[Labeled box records]
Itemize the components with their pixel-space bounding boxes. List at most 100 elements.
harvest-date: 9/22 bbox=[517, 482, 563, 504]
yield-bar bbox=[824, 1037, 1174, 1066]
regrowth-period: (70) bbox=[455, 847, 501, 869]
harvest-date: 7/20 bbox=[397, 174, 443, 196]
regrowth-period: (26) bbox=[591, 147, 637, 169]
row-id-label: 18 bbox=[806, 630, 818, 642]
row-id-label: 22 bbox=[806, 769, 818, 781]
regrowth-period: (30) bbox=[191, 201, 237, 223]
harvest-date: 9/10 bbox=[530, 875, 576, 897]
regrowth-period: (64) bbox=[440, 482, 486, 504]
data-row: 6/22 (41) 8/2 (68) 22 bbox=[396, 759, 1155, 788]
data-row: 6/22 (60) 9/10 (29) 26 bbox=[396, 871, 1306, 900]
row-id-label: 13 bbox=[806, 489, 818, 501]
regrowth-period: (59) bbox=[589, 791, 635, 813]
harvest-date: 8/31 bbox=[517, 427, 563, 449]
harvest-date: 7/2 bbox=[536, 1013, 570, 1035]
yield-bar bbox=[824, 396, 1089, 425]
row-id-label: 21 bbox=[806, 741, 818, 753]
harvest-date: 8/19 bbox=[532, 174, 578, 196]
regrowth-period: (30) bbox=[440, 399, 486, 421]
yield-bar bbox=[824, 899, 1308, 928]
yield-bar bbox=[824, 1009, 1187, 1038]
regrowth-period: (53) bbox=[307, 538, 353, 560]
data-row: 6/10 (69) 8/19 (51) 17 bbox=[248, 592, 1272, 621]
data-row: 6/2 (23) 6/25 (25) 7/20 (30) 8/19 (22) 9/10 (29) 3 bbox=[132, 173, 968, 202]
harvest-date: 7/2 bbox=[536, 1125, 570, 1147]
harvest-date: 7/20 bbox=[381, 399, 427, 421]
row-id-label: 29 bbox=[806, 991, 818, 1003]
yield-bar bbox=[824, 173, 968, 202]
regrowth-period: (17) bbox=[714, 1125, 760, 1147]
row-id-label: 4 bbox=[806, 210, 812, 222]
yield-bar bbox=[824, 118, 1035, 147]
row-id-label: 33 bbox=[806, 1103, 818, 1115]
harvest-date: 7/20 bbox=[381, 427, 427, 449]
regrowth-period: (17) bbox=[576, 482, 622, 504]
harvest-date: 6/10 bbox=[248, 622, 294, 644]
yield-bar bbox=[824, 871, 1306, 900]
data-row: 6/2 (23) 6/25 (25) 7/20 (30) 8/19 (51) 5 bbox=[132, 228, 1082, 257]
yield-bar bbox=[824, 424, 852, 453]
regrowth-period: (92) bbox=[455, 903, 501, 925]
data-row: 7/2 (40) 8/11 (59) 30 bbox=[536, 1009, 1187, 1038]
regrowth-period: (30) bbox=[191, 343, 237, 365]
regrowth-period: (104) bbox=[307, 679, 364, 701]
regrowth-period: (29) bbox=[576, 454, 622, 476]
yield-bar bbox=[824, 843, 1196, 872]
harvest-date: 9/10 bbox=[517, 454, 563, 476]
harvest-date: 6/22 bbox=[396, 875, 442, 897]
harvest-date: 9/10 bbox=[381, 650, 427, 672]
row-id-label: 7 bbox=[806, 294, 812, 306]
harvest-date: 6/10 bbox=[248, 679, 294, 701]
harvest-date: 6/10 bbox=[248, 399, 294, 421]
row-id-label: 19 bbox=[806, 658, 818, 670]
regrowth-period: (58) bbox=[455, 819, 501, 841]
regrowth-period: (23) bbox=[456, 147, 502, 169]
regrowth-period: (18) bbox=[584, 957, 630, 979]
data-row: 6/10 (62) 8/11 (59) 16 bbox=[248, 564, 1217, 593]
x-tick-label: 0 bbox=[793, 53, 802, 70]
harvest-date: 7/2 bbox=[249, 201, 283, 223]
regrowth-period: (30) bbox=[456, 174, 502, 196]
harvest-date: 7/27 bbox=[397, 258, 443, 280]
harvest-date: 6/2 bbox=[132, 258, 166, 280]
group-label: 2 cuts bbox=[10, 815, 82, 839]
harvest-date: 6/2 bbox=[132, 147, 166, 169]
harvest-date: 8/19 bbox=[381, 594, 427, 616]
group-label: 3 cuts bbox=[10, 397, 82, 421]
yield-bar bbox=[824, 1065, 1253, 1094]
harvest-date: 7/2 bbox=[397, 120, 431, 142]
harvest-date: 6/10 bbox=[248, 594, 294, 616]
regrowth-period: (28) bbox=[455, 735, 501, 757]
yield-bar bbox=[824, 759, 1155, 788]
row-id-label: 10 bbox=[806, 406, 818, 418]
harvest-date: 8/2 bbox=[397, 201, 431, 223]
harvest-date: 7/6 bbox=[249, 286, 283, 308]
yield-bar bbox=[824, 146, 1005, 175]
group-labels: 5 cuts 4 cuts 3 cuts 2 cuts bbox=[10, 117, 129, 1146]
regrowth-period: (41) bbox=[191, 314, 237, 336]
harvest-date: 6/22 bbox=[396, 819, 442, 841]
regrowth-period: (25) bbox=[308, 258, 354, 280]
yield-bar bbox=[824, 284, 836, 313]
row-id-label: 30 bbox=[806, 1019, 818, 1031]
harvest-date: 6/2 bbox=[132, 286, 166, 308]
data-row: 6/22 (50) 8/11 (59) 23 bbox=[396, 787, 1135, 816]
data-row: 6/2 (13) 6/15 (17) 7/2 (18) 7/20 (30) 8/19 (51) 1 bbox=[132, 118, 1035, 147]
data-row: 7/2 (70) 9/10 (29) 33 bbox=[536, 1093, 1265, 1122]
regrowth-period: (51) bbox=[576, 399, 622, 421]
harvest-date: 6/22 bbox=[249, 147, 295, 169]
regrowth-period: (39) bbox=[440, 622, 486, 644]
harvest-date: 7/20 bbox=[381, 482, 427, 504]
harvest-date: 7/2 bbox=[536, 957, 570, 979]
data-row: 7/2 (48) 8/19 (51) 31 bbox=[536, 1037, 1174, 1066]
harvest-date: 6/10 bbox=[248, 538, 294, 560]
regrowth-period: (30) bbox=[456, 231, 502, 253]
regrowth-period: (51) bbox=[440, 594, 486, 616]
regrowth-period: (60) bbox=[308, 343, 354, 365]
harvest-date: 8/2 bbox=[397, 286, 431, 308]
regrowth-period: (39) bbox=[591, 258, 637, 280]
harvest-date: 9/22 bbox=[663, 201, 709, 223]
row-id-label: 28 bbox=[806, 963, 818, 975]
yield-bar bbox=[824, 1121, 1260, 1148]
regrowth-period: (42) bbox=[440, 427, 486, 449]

---

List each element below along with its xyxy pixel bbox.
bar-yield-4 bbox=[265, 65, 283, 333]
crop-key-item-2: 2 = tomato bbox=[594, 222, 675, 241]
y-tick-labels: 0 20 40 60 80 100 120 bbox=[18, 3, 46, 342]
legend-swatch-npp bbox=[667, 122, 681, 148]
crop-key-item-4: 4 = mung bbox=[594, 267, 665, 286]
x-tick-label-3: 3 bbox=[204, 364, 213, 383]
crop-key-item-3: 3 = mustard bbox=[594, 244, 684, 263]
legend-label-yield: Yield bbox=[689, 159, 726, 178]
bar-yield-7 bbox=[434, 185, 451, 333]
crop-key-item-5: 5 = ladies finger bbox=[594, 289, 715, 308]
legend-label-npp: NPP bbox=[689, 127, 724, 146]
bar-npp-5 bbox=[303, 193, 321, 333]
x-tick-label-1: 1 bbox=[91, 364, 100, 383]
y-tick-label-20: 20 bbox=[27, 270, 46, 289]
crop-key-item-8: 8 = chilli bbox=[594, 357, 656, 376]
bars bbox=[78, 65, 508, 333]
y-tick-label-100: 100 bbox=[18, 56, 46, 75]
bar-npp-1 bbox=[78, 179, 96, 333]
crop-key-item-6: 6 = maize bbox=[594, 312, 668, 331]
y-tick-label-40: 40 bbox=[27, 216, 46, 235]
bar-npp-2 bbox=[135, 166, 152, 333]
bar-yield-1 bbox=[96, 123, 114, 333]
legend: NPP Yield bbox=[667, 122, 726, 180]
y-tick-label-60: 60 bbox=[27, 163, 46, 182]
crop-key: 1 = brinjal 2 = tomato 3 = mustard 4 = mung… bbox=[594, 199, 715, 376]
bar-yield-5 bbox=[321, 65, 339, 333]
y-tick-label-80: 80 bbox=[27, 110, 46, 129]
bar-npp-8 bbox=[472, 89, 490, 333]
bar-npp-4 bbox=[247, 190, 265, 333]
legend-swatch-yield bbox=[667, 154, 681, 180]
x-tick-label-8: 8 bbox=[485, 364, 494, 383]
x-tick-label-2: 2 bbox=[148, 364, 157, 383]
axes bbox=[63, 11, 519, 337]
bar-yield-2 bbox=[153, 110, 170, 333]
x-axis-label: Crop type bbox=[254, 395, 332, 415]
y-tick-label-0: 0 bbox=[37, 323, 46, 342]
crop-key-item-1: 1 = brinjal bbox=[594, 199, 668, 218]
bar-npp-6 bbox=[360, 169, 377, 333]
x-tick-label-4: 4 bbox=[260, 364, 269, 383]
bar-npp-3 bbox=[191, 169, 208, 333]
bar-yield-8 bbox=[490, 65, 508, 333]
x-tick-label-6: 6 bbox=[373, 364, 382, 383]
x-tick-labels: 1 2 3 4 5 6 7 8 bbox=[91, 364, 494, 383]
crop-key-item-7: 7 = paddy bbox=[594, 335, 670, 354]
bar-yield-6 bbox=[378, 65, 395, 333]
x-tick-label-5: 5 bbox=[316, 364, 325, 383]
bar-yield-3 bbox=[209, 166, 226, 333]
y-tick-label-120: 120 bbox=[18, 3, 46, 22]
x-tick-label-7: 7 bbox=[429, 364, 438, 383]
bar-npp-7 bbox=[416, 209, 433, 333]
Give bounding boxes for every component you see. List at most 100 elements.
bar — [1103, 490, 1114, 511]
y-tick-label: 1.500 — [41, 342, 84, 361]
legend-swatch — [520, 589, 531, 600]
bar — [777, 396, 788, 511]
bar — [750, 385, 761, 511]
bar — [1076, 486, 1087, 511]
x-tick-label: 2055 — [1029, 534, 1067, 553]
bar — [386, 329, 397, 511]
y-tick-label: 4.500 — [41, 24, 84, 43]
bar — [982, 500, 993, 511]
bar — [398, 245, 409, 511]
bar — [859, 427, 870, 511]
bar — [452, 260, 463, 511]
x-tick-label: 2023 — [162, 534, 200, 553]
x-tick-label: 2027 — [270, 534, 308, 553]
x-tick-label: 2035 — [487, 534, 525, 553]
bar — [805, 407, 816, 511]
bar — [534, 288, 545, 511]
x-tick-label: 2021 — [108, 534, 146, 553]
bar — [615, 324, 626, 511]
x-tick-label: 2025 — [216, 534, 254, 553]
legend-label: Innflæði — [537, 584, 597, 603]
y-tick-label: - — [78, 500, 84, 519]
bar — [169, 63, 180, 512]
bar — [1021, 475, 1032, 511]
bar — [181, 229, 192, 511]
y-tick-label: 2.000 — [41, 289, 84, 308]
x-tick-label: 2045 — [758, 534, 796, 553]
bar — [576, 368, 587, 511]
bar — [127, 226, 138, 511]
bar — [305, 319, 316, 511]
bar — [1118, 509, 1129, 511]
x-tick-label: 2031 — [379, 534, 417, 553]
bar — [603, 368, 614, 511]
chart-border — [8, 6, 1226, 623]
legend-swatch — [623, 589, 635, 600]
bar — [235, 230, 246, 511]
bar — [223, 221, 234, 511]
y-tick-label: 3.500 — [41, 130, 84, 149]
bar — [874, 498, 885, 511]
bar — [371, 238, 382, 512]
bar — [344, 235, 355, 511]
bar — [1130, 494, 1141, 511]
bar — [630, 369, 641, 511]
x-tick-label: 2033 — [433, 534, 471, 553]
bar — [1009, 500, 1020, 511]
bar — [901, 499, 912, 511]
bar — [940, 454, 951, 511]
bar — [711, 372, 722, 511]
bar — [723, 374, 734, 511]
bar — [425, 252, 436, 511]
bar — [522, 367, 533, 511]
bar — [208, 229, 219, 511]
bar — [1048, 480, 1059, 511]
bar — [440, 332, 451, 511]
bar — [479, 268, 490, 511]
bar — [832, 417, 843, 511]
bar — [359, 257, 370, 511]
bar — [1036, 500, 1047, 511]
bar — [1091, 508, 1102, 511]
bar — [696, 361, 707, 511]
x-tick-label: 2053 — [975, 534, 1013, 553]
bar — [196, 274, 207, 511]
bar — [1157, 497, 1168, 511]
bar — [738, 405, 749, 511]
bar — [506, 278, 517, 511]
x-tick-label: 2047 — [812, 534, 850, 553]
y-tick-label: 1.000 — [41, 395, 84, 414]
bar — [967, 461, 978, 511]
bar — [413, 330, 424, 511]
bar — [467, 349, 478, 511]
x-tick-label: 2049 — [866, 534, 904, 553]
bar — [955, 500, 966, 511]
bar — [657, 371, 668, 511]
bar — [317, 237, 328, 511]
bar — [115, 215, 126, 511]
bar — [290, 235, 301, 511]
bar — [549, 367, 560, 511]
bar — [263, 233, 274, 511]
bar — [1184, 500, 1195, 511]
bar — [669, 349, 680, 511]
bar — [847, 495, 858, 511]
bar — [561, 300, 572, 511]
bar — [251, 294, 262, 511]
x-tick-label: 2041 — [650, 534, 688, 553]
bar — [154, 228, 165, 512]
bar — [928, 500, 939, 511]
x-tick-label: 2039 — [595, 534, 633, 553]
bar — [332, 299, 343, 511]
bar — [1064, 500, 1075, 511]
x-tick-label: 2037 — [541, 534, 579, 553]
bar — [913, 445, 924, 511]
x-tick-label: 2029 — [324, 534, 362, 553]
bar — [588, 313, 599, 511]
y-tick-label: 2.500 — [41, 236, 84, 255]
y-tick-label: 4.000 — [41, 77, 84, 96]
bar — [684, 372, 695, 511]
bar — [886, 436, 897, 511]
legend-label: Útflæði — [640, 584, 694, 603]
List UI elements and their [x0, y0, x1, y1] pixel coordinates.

--

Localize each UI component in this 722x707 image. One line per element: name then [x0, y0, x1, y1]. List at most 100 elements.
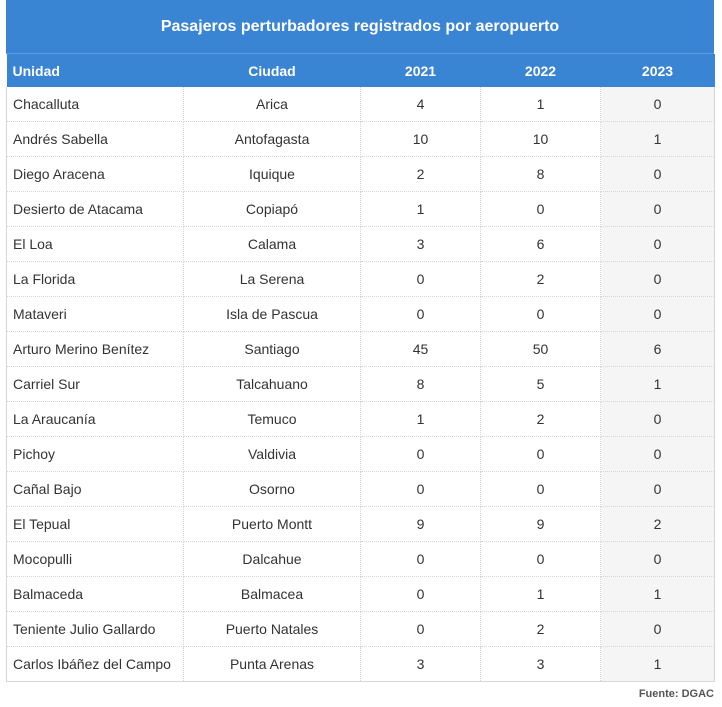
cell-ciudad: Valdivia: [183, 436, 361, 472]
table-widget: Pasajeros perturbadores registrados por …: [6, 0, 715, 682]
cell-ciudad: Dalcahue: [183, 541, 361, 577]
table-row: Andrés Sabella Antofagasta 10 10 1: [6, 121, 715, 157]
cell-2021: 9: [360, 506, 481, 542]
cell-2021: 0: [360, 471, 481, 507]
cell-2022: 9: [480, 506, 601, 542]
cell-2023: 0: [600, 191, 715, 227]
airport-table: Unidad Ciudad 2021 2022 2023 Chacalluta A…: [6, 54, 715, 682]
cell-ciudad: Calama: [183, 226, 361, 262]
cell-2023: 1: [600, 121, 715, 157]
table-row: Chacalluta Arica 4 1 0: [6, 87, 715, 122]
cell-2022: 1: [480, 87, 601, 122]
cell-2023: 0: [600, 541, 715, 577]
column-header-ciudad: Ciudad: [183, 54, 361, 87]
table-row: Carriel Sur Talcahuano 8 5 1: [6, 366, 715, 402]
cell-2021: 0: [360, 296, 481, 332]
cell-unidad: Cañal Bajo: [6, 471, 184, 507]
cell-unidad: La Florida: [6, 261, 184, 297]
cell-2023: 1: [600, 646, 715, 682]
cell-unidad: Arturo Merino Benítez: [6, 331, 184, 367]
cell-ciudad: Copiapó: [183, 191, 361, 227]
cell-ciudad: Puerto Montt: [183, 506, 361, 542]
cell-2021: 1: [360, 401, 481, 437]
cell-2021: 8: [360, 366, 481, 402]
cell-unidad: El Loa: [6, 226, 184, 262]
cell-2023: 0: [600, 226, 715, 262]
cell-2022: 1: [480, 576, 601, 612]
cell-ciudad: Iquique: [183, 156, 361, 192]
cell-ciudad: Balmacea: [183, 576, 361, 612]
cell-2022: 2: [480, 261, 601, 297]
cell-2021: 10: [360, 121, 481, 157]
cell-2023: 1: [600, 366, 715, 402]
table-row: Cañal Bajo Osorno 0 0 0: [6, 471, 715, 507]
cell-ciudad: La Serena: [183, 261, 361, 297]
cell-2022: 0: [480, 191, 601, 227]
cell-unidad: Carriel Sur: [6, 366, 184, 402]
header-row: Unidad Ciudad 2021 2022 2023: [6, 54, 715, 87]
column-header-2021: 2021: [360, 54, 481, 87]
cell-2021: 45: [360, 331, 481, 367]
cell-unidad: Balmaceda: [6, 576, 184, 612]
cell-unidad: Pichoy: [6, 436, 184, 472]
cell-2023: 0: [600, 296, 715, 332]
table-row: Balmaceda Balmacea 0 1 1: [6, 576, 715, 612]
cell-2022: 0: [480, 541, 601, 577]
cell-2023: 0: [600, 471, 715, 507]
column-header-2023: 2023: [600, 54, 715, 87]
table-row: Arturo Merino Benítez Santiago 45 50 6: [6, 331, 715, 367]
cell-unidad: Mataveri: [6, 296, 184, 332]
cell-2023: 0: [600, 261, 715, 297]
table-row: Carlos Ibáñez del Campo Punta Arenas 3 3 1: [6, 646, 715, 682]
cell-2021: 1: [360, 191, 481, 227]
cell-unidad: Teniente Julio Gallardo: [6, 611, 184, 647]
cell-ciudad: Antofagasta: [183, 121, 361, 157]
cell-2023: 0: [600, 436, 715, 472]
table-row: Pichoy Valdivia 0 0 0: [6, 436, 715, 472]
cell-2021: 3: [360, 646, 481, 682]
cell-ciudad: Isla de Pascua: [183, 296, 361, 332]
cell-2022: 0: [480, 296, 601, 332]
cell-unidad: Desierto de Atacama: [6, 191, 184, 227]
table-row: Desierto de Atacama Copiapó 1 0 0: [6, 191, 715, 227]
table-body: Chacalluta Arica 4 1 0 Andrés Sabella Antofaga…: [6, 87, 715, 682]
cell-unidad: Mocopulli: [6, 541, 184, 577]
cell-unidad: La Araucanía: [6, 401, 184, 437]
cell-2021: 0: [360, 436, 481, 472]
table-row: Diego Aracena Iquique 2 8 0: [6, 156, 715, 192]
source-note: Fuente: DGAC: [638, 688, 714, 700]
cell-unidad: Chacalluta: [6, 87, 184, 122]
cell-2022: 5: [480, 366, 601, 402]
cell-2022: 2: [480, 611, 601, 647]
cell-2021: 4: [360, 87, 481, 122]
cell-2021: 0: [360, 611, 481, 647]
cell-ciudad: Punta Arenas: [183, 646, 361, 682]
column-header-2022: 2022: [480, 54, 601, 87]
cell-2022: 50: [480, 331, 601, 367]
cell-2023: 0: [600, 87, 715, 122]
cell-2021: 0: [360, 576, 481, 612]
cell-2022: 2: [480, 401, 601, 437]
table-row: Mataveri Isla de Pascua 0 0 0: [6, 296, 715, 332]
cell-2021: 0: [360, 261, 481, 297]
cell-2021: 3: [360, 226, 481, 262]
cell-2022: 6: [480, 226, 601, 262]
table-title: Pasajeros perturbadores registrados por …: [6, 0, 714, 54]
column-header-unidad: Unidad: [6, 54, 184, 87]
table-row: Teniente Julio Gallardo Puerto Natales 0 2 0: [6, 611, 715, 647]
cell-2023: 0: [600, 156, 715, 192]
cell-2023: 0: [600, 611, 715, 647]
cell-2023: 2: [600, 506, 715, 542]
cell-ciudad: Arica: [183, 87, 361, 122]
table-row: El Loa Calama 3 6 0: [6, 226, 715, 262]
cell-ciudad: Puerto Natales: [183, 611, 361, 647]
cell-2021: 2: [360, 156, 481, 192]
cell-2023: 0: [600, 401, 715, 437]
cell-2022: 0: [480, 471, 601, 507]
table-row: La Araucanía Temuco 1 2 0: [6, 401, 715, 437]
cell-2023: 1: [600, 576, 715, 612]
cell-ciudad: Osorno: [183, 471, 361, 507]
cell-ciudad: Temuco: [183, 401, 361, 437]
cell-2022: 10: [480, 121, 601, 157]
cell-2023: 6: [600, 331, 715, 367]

--- Exercise ---
Copy out, unchanged, every line from the one containing "List each element" through the one containing "y-tick-label-60: 60 bbox=[27, 163, 46, 182]", keeping both of those lines.

--- Task result ---
List each element below along with its xyxy pixel bbox.
bar-yield-4 bbox=[265, 65, 283, 333]
crop-key-item-2: 2 = tomato bbox=[594, 222, 675, 241]
y-tick-labels: 0 20 40 60 80 100 120 bbox=[18, 3, 46, 342]
legend-swatch-npp bbox=[667, 122, 681, 148]
crop-key-item-4: 4 = mung bbox=[594, 267, 665, 286]
x-tick-label-3: 3 bbox=[204, 364, 213, 383]
crop-key-item-3: 3 = mustard bbox=[594, 244, 684, 263]
legend-label-yield: Yield bbox=[689, 159, 726, 178]
bar-yield-7 bbox=[434, 185, 451, 333]
crop-key-item-5: 5 = ladies finger bbox=[594, 289, 715, 308]
legend-label-npp: NPP bbox=[689, 127, 724, 146]
bar-npp-5 bbox=[303, 193, 321, 333]
x-tick-label-1: 1 bbox=[91, 364, 100, 383]
y-tick-label-20: 20 bbox=[27, 270, 46, 289]
crop-key-item-8: 8 = chilli bbox=[594, 357, 656, 376]
bars bbox=[78, 65, 508, 333]
y-tick-label-100: 100 bbox=[18, 56, 46, 75]
bar-npp-1 bbox=[78, 179, 96, 333]
crop-key-item-6: 6 = maize bbox=[594, 312, 668, 331]
y-tick-label-40: 40 bbox=[27, 216, 46, 235]
bar-npp-2 bbox=[135, 166, 152, 333]
bar-yield-1 bbox=[96, 123, 114, 333]
legend: NPP Yield bbox=[667, 122, 726, 180]
y-tick-label-60: 60 bbox=[27, 163, 46, 182]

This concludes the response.